Transcribe the material below exactly as it appears.

-------

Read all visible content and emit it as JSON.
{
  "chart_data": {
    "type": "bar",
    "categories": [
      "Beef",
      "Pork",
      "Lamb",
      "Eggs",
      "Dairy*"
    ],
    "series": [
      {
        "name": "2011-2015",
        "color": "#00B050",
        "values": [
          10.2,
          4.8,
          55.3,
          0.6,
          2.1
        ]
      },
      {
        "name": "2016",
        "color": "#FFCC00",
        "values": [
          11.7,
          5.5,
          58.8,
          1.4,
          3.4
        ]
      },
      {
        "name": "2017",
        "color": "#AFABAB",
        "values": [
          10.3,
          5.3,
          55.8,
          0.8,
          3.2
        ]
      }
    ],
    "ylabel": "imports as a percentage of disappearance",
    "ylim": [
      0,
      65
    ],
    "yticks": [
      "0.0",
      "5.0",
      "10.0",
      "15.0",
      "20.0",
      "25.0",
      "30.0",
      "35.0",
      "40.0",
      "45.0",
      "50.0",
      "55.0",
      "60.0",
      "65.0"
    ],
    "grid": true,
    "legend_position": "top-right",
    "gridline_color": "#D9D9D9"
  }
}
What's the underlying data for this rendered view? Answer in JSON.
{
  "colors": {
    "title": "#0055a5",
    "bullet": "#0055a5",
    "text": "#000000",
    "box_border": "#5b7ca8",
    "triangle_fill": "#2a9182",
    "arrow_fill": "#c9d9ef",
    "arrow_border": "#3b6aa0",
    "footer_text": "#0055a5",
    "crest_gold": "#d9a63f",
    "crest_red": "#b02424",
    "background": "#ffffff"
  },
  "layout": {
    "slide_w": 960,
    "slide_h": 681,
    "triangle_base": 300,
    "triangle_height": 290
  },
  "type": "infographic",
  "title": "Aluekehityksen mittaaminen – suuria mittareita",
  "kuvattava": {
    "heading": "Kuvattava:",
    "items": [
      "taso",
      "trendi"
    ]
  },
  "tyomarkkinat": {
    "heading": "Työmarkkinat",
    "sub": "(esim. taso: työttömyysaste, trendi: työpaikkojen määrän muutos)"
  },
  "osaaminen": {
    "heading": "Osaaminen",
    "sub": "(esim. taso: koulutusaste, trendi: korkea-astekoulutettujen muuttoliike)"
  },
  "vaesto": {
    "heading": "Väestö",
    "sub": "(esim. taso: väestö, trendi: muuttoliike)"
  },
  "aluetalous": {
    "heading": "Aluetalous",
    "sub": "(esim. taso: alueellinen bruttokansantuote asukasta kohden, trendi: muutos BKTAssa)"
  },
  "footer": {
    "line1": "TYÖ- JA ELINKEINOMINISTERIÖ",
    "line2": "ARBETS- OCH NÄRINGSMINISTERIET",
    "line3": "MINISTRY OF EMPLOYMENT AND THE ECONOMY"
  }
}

-------

TASK OUTPUT:
Read all visible content and emit it as JSON.
{
  "chart_data": {
    "type": "bar",
    "categories": [
      "Beef",
      "Pork",
      "Lamb",
      "Eggs",
      "Dairy*"
    ],
    "series": [
      {
        "name": "2011-2015",
        "color": "#00B050",
        "values": [
          10.2,
          4.8,
          55.3,
          0.6,
          2.1
        ]
      },
      {
        "name": "2016",
        "color": "#FFCC00",
        "values": [
          11.7,
          5.5,
          58.8,
          1.4,
          3.4
        ]
      },
      {
        "name": "2017",
        "color": "#AFABAB",
        "values": [
          10.3,
          5.3,
          55.8,
          0.8,
          3.2
        ]
      }
    ],
    "ylabel": "imports as a percentage of disappearance",
    "ylim": [
      0,
      65
    ],
    "yticks": [
      "0.0",
      "5.0",
      "10.0",
      "15.0",
      "20.0",
      "25.0",
      "30.0",
      "35.0",
      "40.0",
      "45.0",
      "50.0",
      "55.0",
      "60.0",
      "65.0"
    ],
    "grid": true,
    "legend_position": "top-right",
    "gridline_color": "#D9D9D9"
  }
}
What's the underlying data for this rendered view? Answer in JSON.
{
  "colors": {
    "title": "#0055a5",
    "bullet": "#0055a5",
    "text": "#000000",
    "box_border": "#5b7ca8",
    "triangle_fill": "#2a9182",
    "arrow_fill": "#c9d9ef",
    "arrow_border": "#3b6aa0",
    "footer_text": "#0055a5",
    "crest_gold": "#d9a63f",
    "crest_red": "#b02424",
    "background": "#ffffff"
  },
  "layout": {
    "slide_w": 960,
    "slide_h": 681,
    "triangle_base": 300,
    "triangle_height": 290
  },
  "type": "infographic",
  "title": "Aluekehityksen mittaaminen – suuria mittareita",
  "kuvattava": {
    "heading": "Kuvattava:",
    "items": [
      "taso",
      "trendi"
    ]
  },
  "tyomarkkinat": {
    "heading": "Työmarkkinat",
    "sub": "(esim. taso: työttömyysaste, trendi: työpaikkojen määrän muutos)"
  },
  "osaaminen": {
    "heading": "Osaaminen",
    "sub": "(esim. taso: koulutusaste, trendi: korkea-astekoulutettujen muuttoliike)"
  },
  "vaesto": {
    "heading": "Väestö",
    "sub": "(esim. taso: väestö, trendi: muuttoliike)"
  },
  "aluetalous": {
    "heading": "Aluetalous",
    "sub": "(esim. taso: alueellinen bruttokansantuote asukasta kohden, trendi: muutos BKTAssa)"
  },
  "footer": {
    "line1": "TYÖ- JA ELINKEINOMINISTERIÖ",
    "line2": "ARBETS- OCH NÄRINGSMINISTERIET",
    "line3": "MINISTRY OF EMPLOYMENT AND THE ECONOMY"
  }
}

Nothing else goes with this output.